======== Provided records ========
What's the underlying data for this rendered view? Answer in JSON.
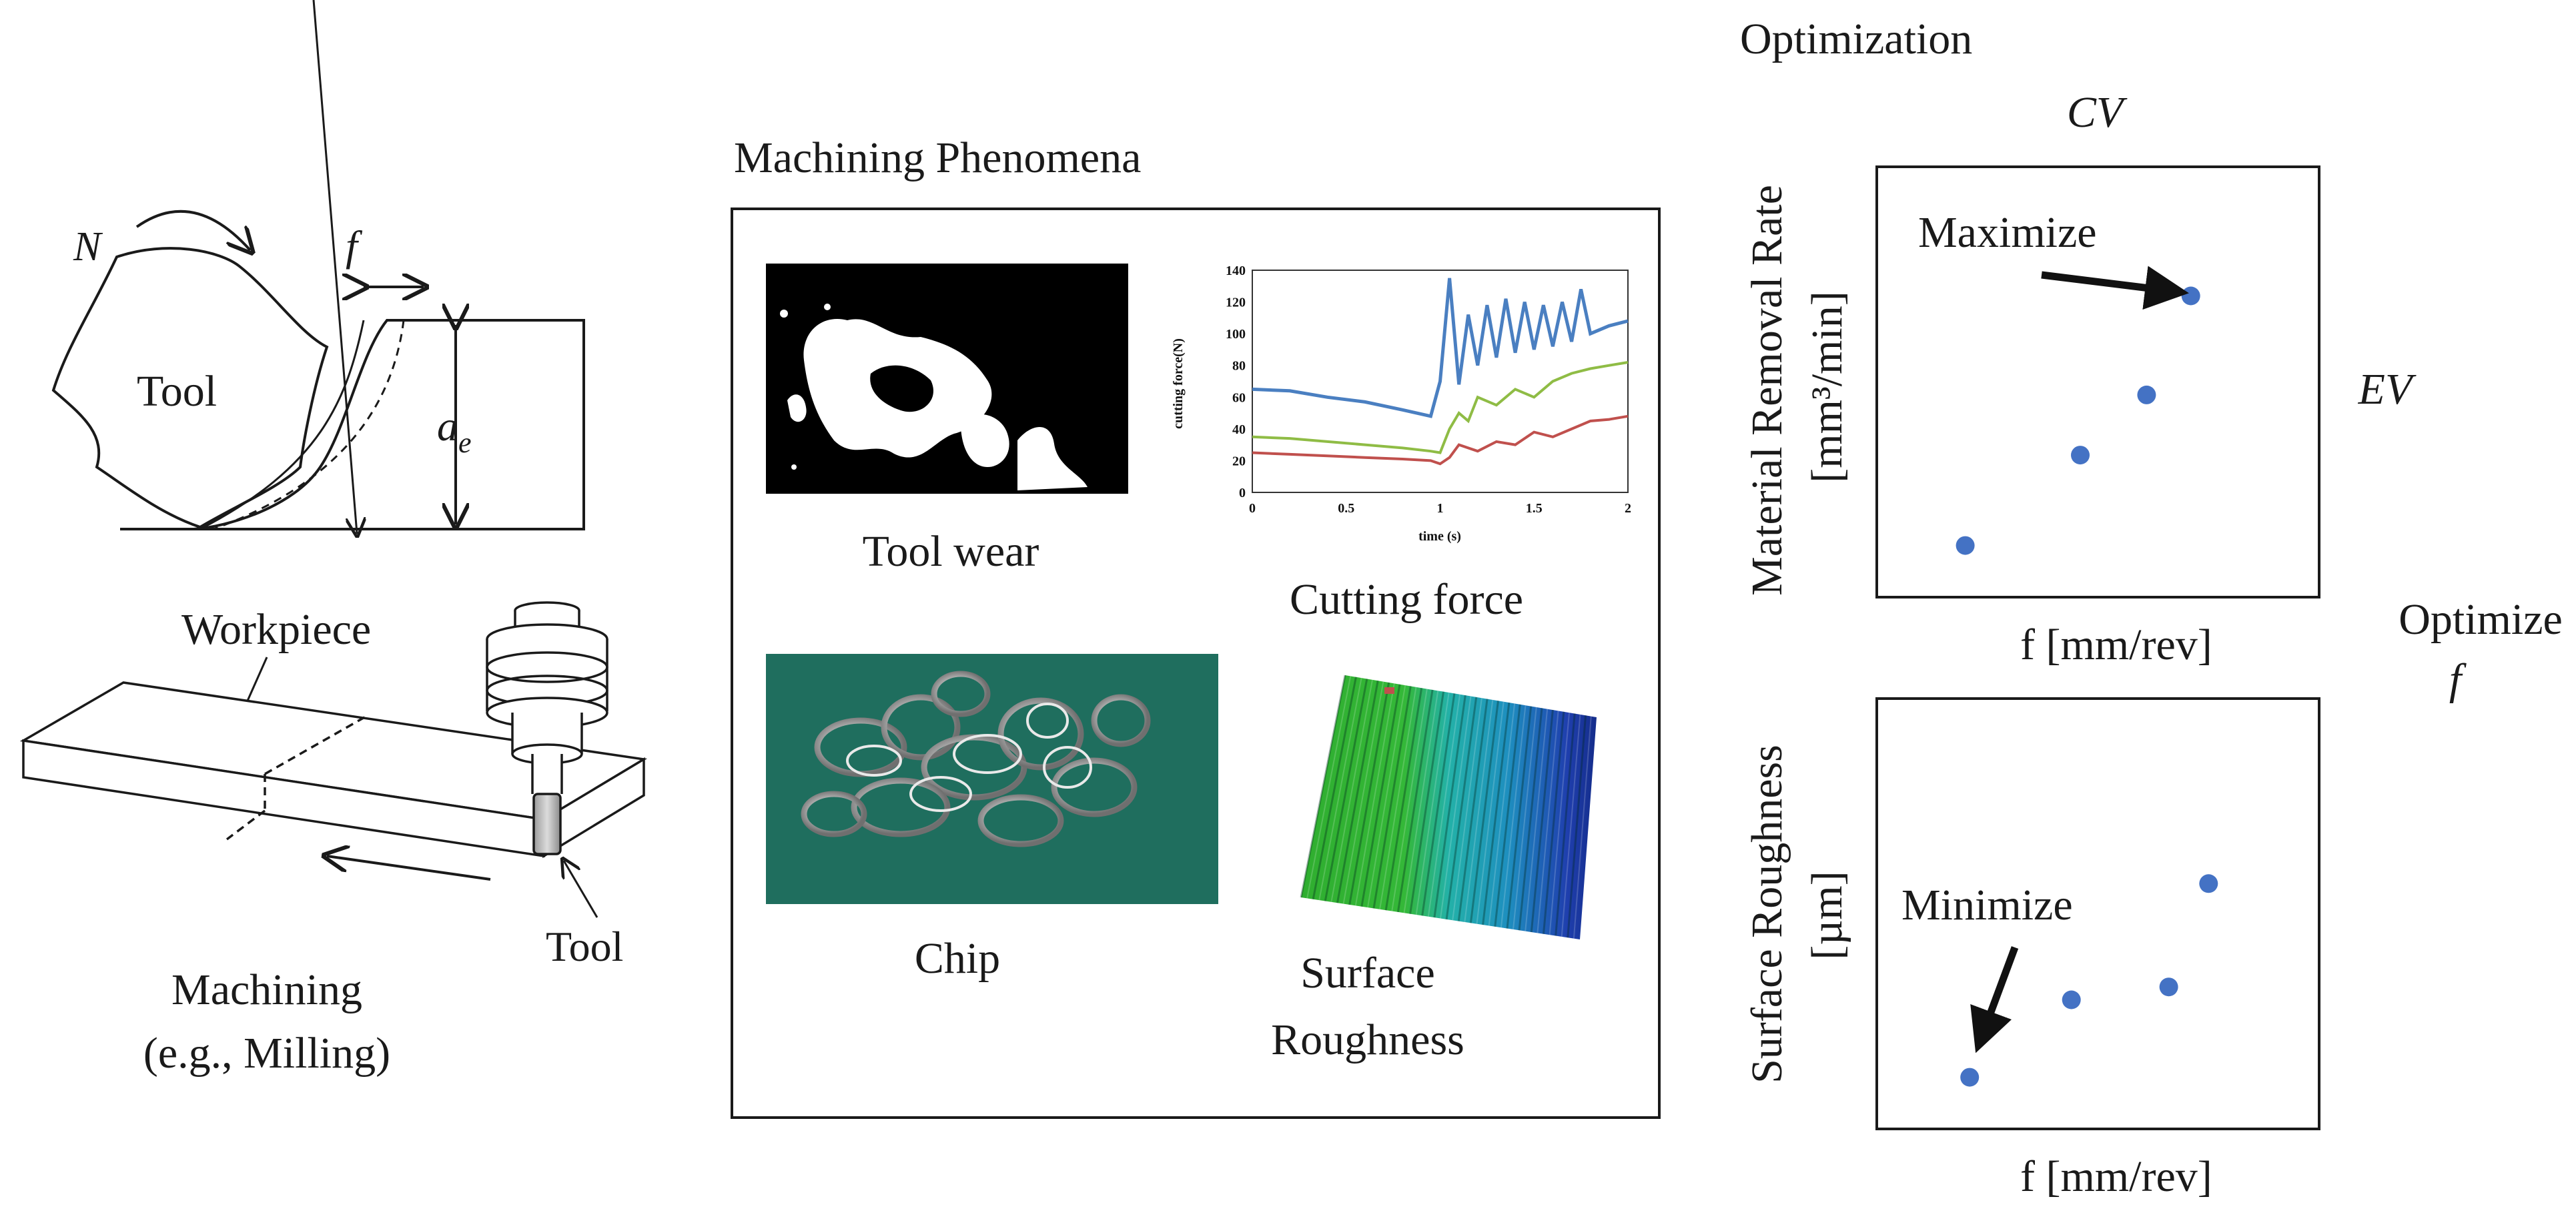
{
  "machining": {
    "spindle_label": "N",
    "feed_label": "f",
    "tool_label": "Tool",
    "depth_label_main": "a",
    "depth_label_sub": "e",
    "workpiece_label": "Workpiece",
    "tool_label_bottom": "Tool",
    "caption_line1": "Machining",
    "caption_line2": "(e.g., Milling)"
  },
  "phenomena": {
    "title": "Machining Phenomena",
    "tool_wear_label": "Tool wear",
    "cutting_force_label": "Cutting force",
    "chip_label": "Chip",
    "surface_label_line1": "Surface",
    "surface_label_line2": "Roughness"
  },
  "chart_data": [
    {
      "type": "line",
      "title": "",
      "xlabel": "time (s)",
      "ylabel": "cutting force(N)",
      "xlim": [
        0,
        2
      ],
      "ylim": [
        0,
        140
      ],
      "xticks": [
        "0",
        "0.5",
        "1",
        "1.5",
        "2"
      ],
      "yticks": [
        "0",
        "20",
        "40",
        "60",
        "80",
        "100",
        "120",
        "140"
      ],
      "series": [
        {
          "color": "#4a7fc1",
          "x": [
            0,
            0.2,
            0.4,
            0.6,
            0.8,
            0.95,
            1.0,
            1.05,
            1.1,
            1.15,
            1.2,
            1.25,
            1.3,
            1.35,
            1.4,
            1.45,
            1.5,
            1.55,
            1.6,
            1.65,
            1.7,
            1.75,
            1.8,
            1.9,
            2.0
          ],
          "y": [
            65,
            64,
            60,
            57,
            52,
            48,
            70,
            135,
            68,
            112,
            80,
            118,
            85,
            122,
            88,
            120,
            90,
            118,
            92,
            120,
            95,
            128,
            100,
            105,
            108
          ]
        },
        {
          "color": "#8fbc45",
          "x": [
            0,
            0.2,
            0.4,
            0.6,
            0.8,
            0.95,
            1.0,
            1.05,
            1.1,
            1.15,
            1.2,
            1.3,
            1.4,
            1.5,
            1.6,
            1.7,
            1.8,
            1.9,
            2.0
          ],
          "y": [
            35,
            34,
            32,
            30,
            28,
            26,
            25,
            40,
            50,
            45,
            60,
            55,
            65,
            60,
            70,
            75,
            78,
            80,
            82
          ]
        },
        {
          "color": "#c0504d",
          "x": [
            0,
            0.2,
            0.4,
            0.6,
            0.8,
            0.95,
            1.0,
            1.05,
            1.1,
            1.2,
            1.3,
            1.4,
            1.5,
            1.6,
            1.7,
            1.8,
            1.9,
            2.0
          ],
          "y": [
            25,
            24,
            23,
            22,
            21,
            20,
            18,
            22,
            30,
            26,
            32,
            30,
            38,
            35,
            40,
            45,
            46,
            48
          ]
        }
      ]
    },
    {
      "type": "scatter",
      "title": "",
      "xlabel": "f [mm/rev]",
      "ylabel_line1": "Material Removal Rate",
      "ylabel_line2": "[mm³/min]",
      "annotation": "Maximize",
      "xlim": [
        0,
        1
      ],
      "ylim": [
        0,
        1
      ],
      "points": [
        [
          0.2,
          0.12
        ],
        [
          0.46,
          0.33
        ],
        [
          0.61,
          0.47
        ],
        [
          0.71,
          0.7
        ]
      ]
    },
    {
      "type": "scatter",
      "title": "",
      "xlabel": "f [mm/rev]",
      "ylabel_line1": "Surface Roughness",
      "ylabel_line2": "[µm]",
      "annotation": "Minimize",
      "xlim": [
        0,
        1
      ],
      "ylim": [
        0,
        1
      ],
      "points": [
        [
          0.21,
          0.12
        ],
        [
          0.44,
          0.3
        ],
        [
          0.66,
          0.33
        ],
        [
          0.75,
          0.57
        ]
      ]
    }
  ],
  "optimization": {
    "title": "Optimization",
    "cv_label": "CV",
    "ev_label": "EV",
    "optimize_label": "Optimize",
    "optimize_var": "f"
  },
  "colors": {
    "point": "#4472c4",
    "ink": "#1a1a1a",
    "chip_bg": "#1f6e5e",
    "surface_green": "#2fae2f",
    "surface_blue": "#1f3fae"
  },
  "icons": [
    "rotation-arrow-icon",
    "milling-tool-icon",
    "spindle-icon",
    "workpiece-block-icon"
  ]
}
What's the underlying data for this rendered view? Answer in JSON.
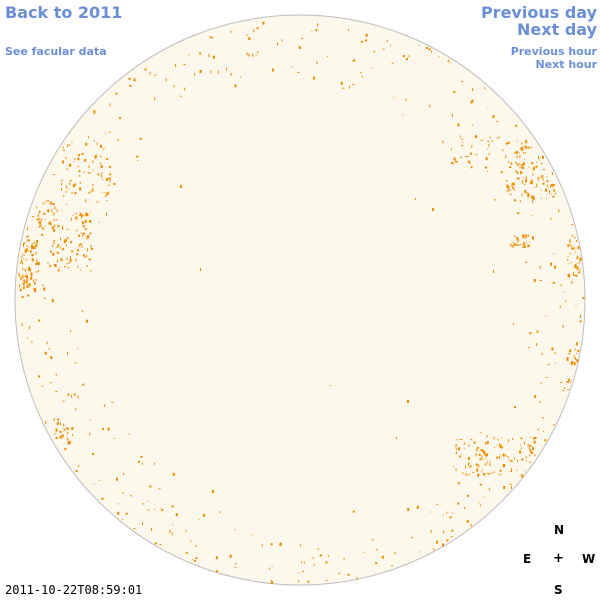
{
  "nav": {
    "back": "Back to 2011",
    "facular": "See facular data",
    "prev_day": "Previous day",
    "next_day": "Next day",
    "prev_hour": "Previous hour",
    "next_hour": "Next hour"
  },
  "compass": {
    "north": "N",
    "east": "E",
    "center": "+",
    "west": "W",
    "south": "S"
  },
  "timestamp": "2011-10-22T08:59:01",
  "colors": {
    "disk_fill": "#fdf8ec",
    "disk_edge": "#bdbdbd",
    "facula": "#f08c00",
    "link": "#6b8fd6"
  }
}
========
* **Task directions**: The required answer is a single number: the count of lines in the entries that hold the string "Next".

* **Exercise output**: 2